----- Excerpted data
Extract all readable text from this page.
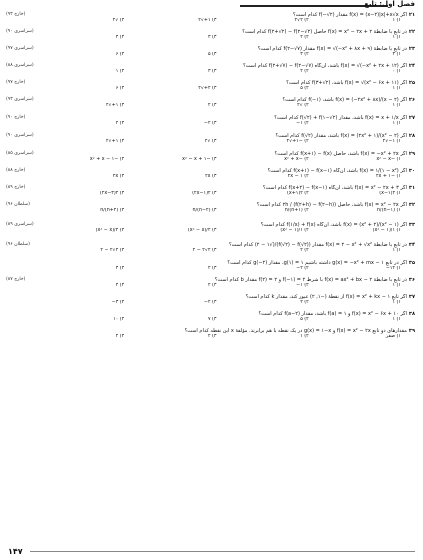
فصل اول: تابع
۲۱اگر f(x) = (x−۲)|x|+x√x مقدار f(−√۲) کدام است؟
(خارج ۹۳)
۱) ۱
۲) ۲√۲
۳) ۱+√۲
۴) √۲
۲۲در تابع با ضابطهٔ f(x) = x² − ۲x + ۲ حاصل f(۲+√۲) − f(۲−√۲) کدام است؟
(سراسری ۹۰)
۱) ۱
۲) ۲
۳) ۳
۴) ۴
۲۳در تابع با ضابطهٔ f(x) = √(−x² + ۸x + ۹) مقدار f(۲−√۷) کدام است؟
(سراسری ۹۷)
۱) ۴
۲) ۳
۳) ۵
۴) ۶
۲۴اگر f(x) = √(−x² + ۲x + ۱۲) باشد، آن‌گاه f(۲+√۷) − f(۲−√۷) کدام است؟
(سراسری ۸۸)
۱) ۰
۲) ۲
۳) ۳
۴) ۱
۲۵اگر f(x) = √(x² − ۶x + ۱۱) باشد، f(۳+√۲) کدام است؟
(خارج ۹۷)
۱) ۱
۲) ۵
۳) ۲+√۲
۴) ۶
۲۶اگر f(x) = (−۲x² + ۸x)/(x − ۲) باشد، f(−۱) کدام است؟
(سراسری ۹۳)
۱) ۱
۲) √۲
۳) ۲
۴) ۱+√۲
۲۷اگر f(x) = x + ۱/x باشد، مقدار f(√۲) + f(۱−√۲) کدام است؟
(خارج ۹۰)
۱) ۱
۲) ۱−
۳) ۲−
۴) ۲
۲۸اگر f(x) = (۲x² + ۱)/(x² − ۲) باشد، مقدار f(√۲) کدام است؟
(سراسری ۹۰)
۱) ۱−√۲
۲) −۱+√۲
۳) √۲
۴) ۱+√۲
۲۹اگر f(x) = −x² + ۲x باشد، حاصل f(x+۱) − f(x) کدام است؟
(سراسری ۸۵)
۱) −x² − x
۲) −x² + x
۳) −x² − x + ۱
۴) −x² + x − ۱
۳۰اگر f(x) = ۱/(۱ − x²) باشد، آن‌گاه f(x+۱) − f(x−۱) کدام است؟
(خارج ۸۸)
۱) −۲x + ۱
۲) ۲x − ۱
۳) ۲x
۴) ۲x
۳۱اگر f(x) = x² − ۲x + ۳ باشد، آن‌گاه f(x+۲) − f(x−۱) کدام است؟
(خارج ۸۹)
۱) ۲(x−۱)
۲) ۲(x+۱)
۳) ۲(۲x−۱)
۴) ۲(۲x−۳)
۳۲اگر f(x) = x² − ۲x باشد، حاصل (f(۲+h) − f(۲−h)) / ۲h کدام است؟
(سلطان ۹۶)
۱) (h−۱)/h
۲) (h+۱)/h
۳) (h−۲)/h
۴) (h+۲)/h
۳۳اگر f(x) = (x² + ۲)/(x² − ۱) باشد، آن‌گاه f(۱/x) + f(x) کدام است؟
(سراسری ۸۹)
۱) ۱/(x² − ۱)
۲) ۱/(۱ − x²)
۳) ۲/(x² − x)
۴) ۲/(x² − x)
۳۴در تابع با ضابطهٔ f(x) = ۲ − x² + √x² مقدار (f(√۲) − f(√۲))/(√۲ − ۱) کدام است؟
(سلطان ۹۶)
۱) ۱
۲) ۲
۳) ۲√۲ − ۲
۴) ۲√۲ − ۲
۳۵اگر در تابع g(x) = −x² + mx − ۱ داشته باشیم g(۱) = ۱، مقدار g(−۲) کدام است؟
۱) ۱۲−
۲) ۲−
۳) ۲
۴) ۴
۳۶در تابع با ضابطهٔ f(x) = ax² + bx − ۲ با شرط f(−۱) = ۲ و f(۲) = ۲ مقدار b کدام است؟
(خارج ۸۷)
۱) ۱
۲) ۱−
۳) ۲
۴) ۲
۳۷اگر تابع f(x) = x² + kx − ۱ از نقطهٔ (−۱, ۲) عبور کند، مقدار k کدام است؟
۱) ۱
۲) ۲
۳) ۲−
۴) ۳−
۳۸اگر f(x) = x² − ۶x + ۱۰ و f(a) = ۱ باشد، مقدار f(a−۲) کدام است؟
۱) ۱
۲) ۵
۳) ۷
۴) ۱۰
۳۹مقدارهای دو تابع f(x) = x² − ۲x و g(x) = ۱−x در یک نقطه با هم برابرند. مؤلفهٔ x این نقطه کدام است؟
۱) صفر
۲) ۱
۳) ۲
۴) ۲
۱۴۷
----------
# Task description
Quote everything in the listing above exactly; pictures are the only thing to omit.

# Response
Extract all readable text from this page.
فصل اول: تابع
۲۱اگر f(x) = (x−۲)|x|+x√x مقدار f(−√۲) کدام است؟
(خارج ۹۳)
۱) ۱
۲) ۲√۲
۳) ۱+√۲
۴) √۲
۲۲در تابع با ضابطهٔ f(x) = x² − ۲x + ۲ حاصل f(۲+√۲) − f(۲−√۲) کدام است؟
(سراسری ۹۰)
۱) ۱
۲) ۲
۳) ۳
۴) ۴
۲۳در تابع با ضابطهٔ f(x) = √(−x² + ۸x + ۹) مقدار f(۲−√۷) کدام است؟
(سراسری ۹۷)
۱) ۴
۲) ۳
۳) ۵
۴) ۶
۲۴اگر f(x) = √(−x² + ۲x + ۱۲) باشد، آن‌گاه f(۲+√۷) − f(۲−√۷) کدام است؟
(سراسری ۸۸)
۱) ۰
۲) ۲
۳) ۳
۴) ۱
۲۵اگر f(x) = √(x² − ۶x + ۱۱) باشد، f(۳+√۲) کدام است؟
(خارج ۹۷)
۱) ۱
۲) ۵
۳) ۲+√۲
۴) ۶
۲۶اگر f(x) = (−۲x² + ۸x)/(x − ۲) باشد، f(−۱) کدام است؟
(سراسری ۹۳)
۱) ۱
۲) √۲
۳) ۲
۴) ۱+√۲
۲۷اگر f(x) = x + ۱/x باشد، مقدار f(√۲) + f(۱−√۲) کدام است؟
(خارج ۹۰)
۱) ۱
۲) ۱−
۳) ۲−
۴) ۲
۲۸اگر f(x) = (۲x² + ۱)/(x² − ۲) باشد، مقدار f(√۲) کدام است؟
(سراسری ۹۰)
۱) ۱−√۲
۲) −۱+√۲
۳) √۲
۴) ۱+√۲
۲۹اگر f(x) = −x² + ۲x باشد، حاصل f(x+۱) − f(x) کدام است؟
(سراسری ۸۵)
۱) −x² − x
۲) −x² + x
۳) −x² − x + ۱
۴) −x² + x − ۱
۳۰اگر f(x) = ۱/(۱ − x²) باشد، آن‌گاه f(x+۱) − f(x−۱) کدام است؟
(خارج ۸۸)
۱) −۲x + ۱
۲) ۲x − ۱
۳) ۲x
۴) ۲x
۳۱اگر f(x) = x² − ۲x + ۳ باشد، آن‌گاه f(x+۲) − f(x−۱) کدام است؟
(خارج ۸۹)
۱) ۲(x−۱)
۲) ۲(x+۱)
۳) ۲(۲x−۱)
۴) ۲(۲x−۳)
۳۲اگر f(x) = x² − ۲x باشد، حاصل (f(۲+h) − f(۲−h)) / ۲h کدام است؟
(سلطان ۹۶)
۱) (h−۱)/h
۲) (h+۱)/h
۳) (h−۲)/h
۴) (h+۲)/h
۳۳اگر f(x) = (x² + ۲)/(x² − ۱) باشد، آن‌گاه f(۱/x) + f(x) کدام است؟
(سراسری ۸۹)
۱) ۱/(x² − ۱)
۲) ۱/(۱ − x²)
۳) ۲/(x² − x)
۴) ۲/(x² − x)
۳۴در تابع با ضابطهٔ f(x) = ۲ − x² + √x² مقدار (f(√۲) − f(√۲))/(√۲ − ۱) کدام است؟
(سلطان ۹۶)
۱) ۱
۲) ۲
۳) ۲√۲ − ۲
۴) ۲√۲ − ۲
۳۵اگر در تابع g(x) = −x² + mx − ۱ داشته باشیم g(۱) = ۱، مقدار g(−۲) کدام است؟
۱) ۱۲−
۲) ۲−
۳) ۲
۴) ۴
۳۶در تابع با ضابطهٔ f(x) = ax² + bx − ۲ با شرط f(−۱) = ۲ و f(۲) = ۲ مقدار b کدام است؟
(خارج ۸۷)
۱) ۱
۲) ۱−
۳) ۲
۴) ۲
۳۷اگر تابع f(x) = x² + kx − ۱ از نقطهٔ (−۱, ۲) عبور کند، مقدار k کدام است؟
۱) ۱
۲) ۲
۳) ۲−
۴) ۳−
۳۸اگر f(x) = x² − ۶x + ۱۰ و f(a) = ۱ باشد، مقدار f(a−۲) کدام است؟
۱) ۱
۲) ۵
۳) ۷
۴) ۱۰
۳۹مقدارهای دو تابع f(x) = x² − ۲x و g(x) = ۱−x در یک نقطه با هم برابرند. مؤلفهٔ x این نقطه کدام است؟
۱) صفر
۲) ۱
۳) ۲
۴) ۲
۱۴۷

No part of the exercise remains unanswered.